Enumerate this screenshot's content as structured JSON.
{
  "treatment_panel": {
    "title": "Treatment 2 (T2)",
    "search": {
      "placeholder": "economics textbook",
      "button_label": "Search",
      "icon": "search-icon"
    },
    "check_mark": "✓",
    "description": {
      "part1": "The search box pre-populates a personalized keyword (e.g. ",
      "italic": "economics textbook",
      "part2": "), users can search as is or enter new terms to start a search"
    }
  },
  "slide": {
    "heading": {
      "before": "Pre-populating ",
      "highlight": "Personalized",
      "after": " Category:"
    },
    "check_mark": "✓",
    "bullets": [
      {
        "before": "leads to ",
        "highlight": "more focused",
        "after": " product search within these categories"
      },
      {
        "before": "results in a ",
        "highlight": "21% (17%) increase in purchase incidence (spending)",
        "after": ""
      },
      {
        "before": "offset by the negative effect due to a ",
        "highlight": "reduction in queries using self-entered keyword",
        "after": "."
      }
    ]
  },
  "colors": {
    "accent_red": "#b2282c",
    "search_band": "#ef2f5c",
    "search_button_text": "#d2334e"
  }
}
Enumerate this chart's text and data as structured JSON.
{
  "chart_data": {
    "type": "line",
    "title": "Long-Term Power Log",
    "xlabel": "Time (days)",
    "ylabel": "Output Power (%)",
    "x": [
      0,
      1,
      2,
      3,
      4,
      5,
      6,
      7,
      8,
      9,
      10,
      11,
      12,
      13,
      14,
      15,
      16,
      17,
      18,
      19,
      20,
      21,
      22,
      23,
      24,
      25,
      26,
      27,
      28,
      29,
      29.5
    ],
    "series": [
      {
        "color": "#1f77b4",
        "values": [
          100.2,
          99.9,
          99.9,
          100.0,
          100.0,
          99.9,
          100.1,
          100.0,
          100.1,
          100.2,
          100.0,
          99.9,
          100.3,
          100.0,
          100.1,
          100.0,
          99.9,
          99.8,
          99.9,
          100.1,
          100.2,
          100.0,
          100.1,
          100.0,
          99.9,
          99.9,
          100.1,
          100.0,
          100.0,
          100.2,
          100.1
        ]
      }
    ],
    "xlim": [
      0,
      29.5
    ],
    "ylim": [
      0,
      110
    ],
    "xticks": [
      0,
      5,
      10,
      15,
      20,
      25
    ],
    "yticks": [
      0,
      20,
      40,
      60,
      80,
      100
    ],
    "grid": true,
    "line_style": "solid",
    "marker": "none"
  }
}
__________
**Your goal**
Using the material above, report each line where "title" occurs.

**Expected answer**
    "title": "Treatment 2 (T2)",
    "title": "Long-Term Power Log",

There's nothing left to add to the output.